• _Required task_:
Go through the listing below and list every line with "ocak".

━━━━━━

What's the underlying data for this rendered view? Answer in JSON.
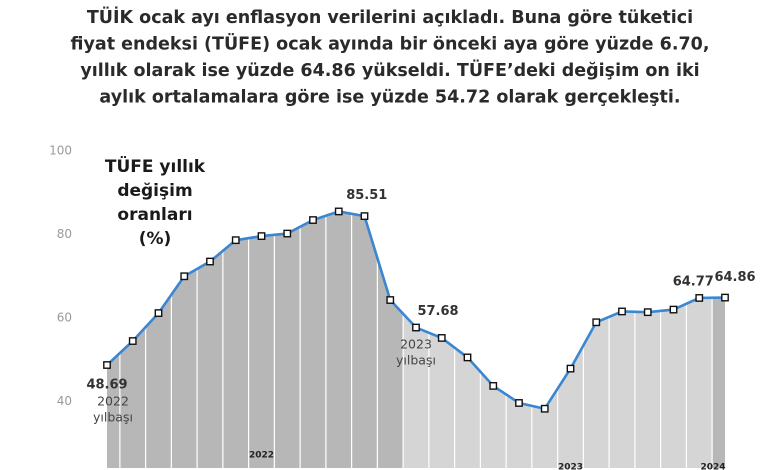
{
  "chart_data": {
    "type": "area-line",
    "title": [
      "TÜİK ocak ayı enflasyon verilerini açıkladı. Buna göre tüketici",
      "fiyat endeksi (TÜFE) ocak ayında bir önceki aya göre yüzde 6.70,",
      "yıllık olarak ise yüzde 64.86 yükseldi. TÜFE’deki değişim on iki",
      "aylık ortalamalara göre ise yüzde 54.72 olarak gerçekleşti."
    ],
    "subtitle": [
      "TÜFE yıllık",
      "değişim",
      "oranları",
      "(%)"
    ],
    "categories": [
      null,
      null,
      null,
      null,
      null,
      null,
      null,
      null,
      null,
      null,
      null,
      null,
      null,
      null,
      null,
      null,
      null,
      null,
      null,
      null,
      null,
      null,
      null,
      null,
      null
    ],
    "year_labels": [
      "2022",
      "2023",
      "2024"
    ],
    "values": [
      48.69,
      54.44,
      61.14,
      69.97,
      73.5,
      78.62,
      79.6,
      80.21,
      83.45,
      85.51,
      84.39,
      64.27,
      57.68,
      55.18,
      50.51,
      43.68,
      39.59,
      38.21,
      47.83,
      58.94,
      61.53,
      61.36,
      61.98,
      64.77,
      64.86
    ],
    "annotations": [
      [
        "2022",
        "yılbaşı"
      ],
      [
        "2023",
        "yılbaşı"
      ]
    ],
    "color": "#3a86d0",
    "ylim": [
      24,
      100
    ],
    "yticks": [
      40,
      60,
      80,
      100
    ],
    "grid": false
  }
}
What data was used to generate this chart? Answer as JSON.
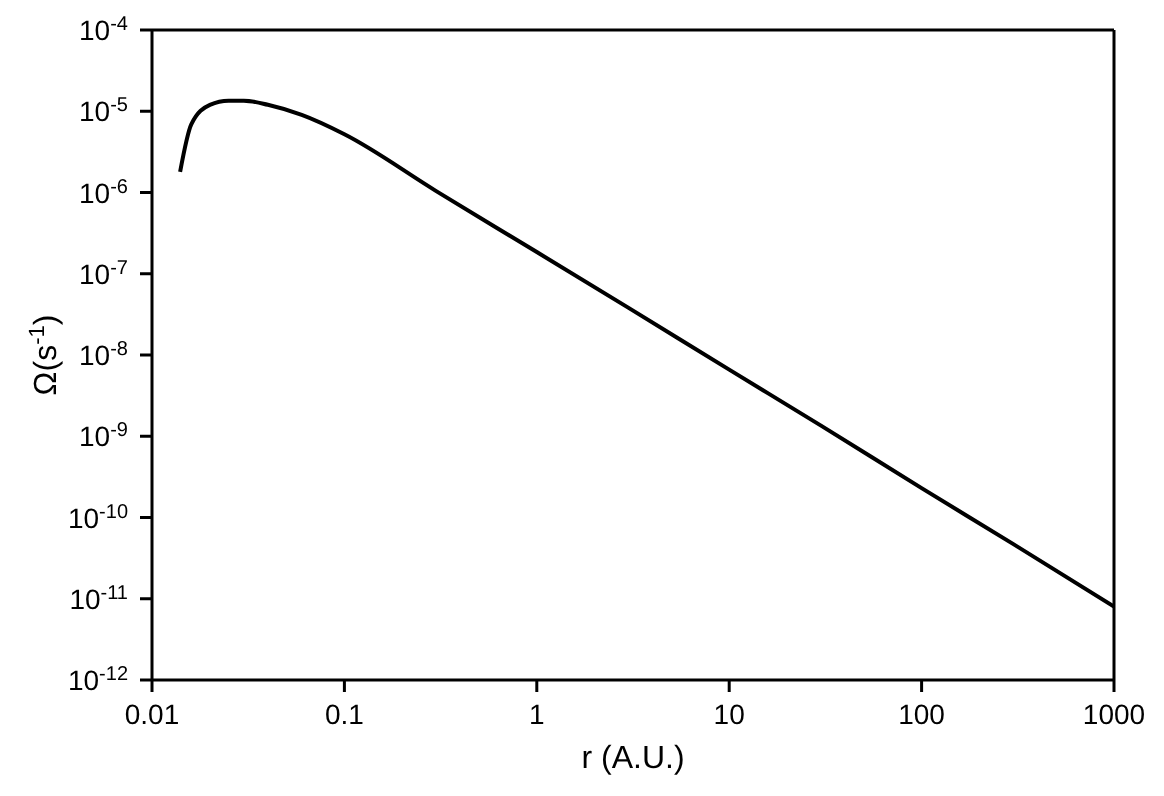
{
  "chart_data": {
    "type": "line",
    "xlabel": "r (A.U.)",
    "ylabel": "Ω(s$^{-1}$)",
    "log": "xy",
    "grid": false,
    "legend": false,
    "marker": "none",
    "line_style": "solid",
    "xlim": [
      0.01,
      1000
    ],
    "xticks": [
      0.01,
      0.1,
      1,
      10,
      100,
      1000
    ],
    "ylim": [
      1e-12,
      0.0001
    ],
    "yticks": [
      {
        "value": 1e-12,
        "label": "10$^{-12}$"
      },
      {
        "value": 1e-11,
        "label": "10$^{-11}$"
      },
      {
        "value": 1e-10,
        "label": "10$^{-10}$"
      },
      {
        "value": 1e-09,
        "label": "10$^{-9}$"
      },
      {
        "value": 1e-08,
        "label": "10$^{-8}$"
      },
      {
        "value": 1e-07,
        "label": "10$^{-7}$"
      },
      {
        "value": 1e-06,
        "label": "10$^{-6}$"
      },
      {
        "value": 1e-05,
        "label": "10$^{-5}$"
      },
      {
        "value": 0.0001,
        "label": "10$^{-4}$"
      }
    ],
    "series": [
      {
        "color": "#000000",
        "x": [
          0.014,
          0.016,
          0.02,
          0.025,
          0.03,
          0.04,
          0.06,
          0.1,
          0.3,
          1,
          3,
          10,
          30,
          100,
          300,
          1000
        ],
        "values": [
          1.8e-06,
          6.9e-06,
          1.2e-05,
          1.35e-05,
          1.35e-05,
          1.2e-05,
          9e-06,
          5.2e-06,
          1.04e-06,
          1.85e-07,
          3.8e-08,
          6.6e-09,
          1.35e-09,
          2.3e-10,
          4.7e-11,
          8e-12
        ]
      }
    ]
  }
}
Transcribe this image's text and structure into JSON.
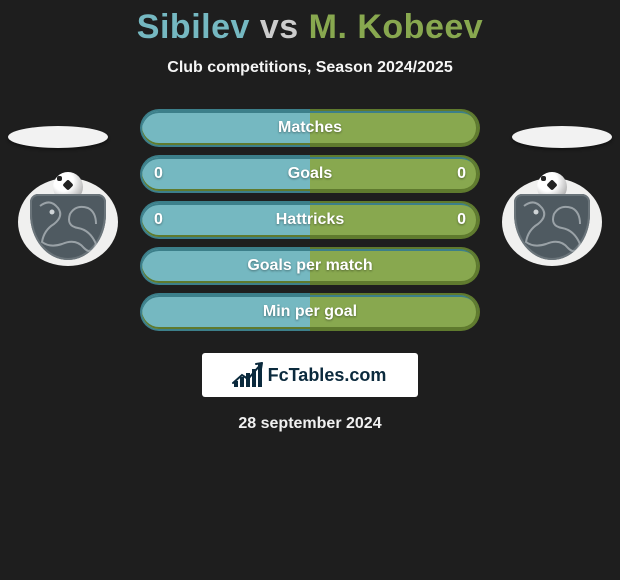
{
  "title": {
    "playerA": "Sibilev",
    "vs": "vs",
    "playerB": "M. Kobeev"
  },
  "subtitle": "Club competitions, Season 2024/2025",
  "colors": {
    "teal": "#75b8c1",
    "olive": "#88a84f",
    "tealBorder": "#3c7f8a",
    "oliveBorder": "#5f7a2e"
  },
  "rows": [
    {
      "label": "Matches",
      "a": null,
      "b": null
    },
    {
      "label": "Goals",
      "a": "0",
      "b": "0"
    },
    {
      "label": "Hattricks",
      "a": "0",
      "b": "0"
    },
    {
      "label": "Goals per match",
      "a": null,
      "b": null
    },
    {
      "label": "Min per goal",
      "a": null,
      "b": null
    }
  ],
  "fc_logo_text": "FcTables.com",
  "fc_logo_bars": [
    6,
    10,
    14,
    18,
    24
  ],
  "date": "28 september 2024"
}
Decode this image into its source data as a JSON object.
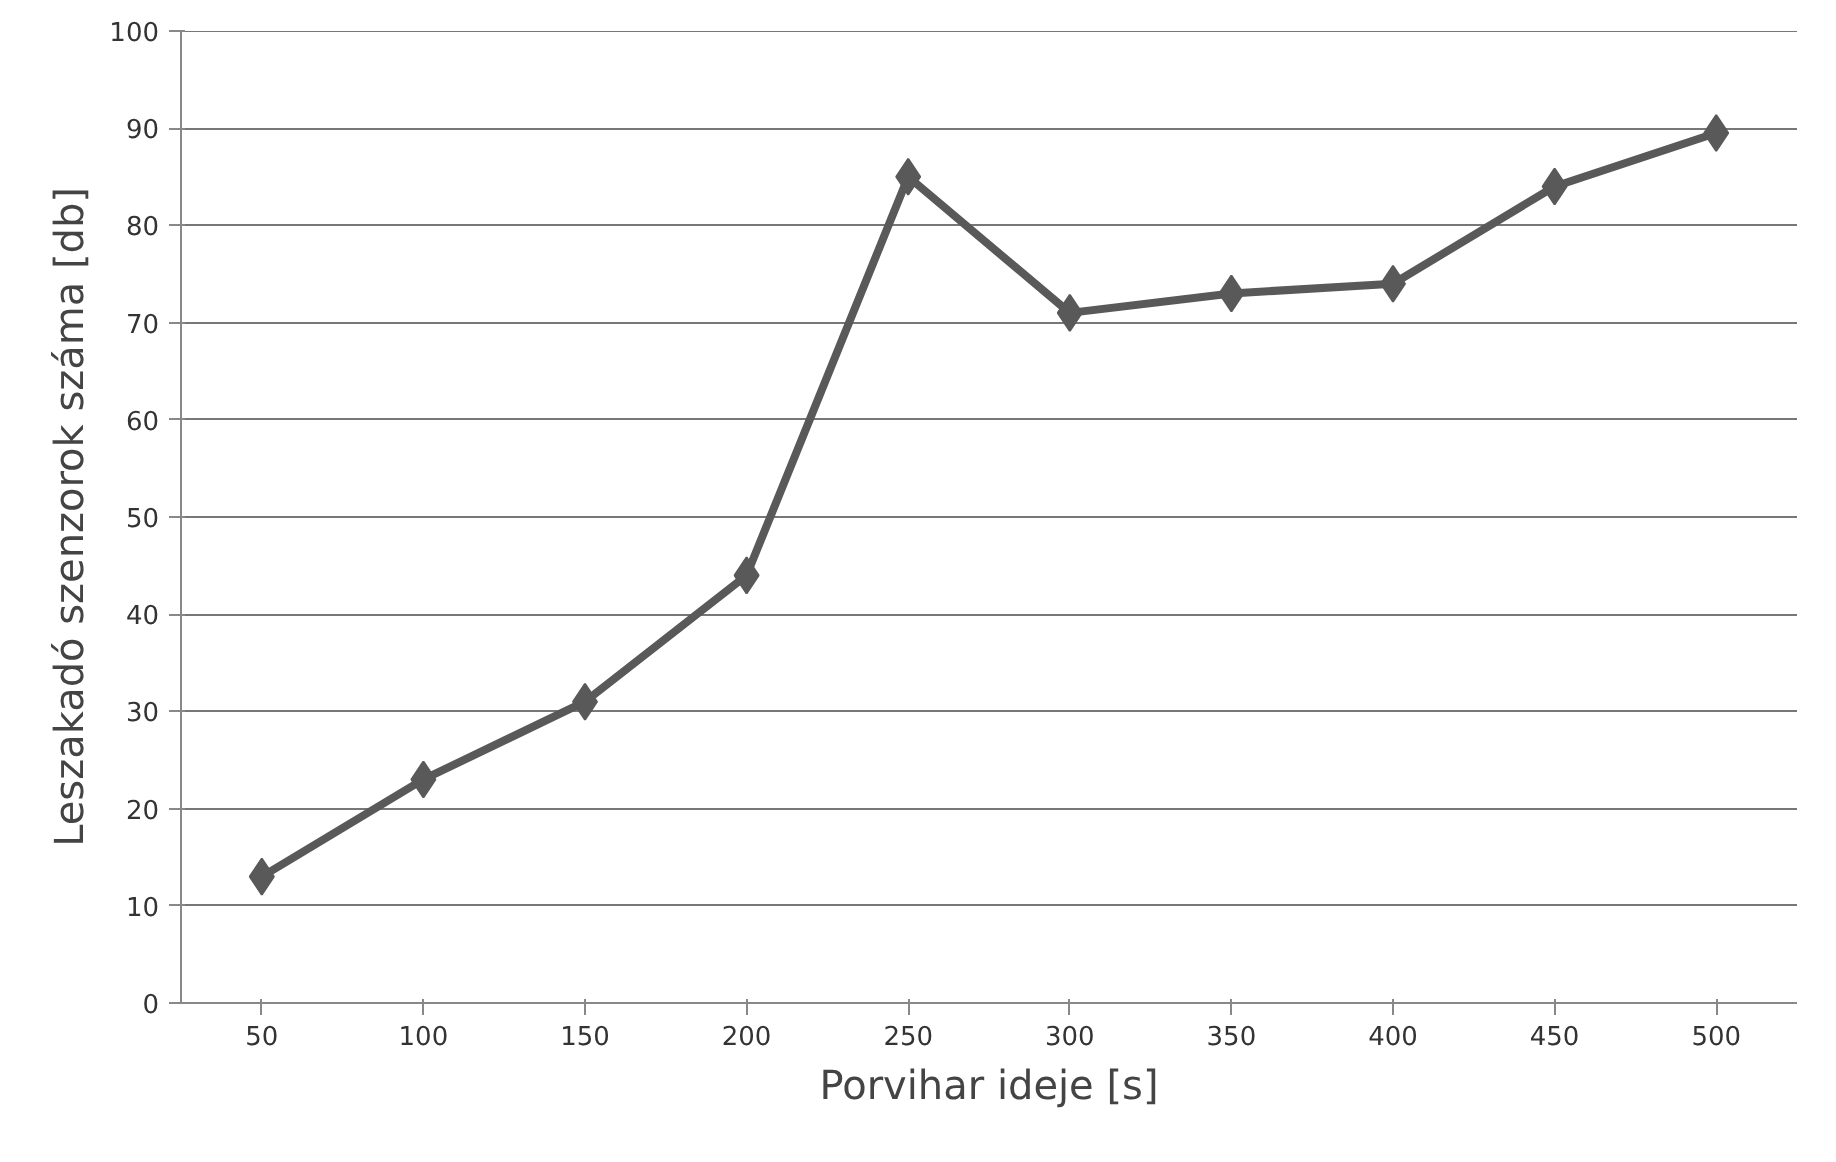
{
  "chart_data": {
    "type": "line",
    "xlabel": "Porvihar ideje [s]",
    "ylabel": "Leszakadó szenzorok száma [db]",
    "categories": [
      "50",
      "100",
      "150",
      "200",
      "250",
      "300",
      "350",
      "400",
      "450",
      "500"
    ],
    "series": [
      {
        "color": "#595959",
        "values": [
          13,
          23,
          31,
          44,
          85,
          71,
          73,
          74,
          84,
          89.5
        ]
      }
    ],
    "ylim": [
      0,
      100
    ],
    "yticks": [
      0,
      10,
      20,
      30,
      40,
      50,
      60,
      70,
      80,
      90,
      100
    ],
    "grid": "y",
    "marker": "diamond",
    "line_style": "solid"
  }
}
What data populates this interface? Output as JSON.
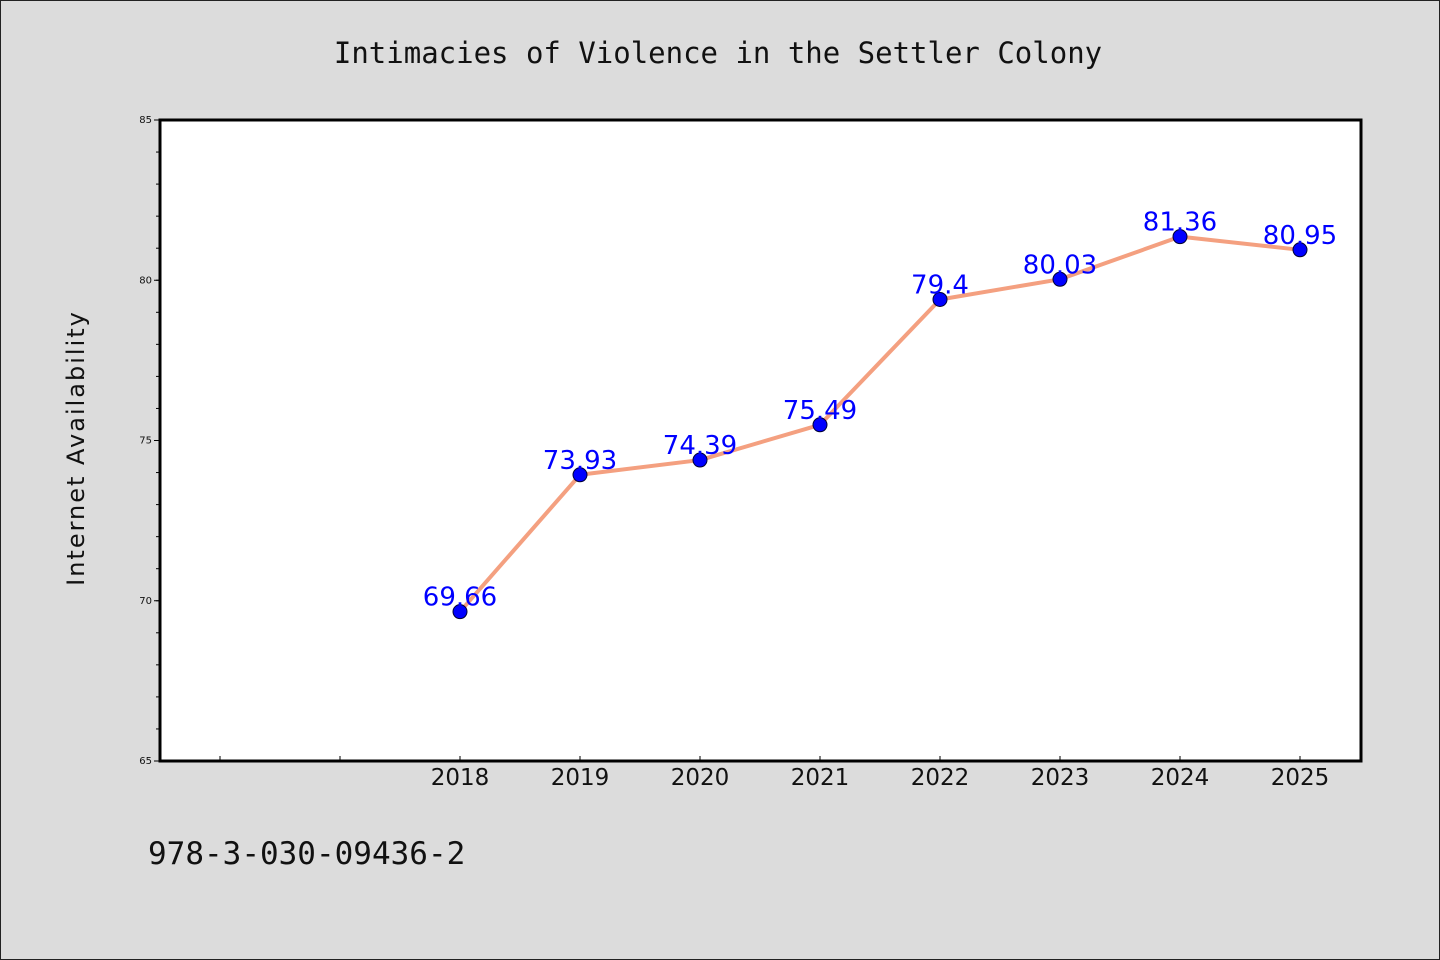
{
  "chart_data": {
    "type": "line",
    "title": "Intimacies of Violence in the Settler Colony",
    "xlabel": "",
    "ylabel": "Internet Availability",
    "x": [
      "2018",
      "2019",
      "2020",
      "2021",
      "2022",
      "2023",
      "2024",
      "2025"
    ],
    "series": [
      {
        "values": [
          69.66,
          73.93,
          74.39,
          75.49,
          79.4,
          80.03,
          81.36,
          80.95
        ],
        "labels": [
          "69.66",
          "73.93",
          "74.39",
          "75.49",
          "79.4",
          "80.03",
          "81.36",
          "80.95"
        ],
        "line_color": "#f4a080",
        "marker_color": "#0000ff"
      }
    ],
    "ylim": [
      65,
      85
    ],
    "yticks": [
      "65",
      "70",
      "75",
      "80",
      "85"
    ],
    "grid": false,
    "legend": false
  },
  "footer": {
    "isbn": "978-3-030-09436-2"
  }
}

━━━━━━

• _Exercise solution_:
      "TÜİK ocak ayı enflasyon verilerini açıkladı. Buna göre tüketici",
      "fiyat endeksi (TÜFE) ocak ayında bir önceki aya göre yüzde 6.70,",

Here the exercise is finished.